RECORDS SHOWN:
──────
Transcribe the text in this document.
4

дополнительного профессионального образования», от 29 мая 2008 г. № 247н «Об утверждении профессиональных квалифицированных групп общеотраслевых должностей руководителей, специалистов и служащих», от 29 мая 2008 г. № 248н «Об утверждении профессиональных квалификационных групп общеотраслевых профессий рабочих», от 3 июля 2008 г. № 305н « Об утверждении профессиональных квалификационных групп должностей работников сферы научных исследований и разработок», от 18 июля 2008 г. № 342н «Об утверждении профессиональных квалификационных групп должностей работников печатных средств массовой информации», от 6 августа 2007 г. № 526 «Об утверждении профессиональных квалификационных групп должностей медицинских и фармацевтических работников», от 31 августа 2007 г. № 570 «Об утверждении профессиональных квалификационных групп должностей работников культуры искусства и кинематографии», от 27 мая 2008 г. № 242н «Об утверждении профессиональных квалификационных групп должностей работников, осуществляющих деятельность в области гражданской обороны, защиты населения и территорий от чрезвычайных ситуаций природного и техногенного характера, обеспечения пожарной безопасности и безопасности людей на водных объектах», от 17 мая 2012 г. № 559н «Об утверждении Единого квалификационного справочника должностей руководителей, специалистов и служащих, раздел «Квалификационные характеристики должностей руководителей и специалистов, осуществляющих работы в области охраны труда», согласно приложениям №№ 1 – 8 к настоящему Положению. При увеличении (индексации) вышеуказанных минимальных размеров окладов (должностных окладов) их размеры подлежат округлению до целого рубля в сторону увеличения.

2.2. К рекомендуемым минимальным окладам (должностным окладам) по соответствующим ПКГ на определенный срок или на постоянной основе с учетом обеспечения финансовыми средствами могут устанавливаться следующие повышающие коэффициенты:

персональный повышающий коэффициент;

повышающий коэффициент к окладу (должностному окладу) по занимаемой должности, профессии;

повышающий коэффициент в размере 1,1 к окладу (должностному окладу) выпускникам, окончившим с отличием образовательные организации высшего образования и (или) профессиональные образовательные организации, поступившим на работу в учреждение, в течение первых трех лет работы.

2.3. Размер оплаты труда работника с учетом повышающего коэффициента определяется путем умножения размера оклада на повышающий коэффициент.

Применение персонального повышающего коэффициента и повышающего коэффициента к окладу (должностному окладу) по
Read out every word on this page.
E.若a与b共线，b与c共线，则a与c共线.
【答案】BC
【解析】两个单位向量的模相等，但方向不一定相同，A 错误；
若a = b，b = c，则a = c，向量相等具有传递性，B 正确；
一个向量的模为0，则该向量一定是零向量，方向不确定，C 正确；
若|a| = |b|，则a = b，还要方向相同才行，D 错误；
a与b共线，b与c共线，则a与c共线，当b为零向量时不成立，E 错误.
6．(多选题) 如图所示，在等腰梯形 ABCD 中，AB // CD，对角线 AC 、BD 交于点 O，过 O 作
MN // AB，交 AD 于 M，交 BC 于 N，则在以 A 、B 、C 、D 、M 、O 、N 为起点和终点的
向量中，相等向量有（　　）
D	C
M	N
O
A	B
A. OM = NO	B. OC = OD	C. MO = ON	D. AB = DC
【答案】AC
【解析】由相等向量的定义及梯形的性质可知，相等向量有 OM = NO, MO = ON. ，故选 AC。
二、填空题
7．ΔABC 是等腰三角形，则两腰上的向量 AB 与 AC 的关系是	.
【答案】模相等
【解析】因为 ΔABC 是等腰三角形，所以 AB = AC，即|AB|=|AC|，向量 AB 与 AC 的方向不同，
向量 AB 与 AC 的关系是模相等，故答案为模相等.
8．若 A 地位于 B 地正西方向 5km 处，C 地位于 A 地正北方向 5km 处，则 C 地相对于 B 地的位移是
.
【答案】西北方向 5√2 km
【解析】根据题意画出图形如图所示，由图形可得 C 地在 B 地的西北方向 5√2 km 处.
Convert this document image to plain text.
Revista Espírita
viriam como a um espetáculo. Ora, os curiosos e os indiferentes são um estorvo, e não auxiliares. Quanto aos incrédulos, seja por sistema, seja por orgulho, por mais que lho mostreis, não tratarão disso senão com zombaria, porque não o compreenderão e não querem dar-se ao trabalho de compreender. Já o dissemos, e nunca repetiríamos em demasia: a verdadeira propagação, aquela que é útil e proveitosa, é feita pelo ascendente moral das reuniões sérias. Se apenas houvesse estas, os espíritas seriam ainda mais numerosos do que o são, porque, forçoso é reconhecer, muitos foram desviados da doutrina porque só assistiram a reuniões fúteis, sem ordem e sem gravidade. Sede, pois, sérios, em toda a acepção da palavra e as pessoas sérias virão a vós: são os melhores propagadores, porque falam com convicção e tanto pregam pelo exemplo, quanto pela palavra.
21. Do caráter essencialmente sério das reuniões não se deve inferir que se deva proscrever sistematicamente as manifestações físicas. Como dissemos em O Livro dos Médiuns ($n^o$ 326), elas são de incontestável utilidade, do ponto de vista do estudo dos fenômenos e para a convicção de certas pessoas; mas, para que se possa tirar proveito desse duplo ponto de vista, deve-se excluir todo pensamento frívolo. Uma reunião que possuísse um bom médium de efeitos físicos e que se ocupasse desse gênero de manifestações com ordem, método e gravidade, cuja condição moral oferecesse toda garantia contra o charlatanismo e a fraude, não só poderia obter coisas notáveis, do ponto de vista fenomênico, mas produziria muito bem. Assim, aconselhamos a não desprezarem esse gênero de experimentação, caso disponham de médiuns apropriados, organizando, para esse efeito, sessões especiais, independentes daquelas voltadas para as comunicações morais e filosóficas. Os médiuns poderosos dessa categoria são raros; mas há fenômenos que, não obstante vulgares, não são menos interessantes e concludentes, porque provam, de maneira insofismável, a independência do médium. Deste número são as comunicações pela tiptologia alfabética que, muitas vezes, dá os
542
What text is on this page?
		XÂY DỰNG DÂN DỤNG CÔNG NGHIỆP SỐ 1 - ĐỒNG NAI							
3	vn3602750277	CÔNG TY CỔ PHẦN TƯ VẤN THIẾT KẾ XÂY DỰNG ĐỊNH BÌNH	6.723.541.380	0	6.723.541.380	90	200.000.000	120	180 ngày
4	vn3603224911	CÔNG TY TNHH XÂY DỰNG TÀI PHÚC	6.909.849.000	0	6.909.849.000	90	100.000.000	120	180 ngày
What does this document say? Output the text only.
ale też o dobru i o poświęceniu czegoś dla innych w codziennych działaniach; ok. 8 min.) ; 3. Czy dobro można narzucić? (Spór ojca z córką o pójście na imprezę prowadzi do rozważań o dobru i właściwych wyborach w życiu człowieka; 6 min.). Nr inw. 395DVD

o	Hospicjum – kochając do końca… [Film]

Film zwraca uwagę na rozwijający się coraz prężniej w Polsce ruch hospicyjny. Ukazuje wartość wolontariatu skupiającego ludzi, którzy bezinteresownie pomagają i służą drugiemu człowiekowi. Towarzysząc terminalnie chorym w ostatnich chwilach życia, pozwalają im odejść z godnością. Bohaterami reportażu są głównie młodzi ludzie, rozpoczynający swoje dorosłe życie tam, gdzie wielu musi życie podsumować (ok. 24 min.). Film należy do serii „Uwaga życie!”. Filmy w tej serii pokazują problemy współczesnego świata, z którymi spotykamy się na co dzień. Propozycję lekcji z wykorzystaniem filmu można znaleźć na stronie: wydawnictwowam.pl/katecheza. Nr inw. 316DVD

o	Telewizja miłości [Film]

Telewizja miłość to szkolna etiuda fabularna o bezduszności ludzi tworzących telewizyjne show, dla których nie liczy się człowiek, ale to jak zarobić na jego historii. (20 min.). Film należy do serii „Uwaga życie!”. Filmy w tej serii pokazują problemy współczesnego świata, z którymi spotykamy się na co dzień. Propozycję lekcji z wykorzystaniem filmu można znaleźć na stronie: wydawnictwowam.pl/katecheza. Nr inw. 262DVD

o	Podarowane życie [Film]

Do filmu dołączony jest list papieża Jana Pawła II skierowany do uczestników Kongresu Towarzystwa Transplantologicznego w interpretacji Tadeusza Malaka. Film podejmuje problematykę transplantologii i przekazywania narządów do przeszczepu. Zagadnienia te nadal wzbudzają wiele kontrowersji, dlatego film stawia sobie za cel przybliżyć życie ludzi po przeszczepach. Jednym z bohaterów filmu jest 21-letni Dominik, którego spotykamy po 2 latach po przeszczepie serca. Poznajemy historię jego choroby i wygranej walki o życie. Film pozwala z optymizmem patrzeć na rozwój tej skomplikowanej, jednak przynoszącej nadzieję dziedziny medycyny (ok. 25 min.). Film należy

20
──────
TASK PROMPT:
Using the data above, copy each line that contains "CÔNG".

ANSWER FOR THE TASK:
		XÂY DỰNG DÂN DỤNG CÔNG NGHIỆP SỐ 1 - ĐỒNG NAI							
3	vn3602750277	CÔNG TY CỔ PHẦN TƯ VẤN THIẾT KẾ XÂY DỰNG ĐỊNH BÌNH	6.723.541.380	0	6.723.541.380	90	200.000.000	120	180 ngày
4	vn3603224911	CÔNG TY TNHH XÂY DỰNG TÀI PHÚC	6.909.849.000	0	6.909.849.000	90	100.000.000	120	180 ngày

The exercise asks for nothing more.